SUPPLIED RECORDS -
########################################

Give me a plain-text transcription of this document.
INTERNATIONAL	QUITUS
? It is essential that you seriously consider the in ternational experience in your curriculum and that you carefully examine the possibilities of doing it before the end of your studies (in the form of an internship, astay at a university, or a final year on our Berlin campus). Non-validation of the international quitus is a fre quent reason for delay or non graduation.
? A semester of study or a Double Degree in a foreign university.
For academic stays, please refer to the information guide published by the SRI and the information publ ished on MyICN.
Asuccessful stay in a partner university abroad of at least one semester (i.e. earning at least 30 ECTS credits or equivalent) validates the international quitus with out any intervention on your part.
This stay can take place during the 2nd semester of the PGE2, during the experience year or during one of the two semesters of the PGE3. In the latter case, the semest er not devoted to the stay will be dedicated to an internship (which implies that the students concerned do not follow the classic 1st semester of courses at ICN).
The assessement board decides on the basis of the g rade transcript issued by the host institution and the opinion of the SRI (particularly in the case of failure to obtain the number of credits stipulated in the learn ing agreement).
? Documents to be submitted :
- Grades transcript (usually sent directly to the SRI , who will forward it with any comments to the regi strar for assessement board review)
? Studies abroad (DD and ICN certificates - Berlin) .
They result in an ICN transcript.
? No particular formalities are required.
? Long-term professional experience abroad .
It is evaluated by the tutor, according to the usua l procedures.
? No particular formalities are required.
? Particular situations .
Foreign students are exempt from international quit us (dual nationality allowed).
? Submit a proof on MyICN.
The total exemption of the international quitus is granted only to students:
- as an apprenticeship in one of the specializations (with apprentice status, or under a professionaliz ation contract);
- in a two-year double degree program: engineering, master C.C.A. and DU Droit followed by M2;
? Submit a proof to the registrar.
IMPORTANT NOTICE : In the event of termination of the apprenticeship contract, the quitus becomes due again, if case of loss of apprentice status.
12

########################################

EXERCISE PROMPT -
Tally the lines in these entries that have the string "credits" in them, then answer with the count and nothing else.

FINISHED EXERCISE -
2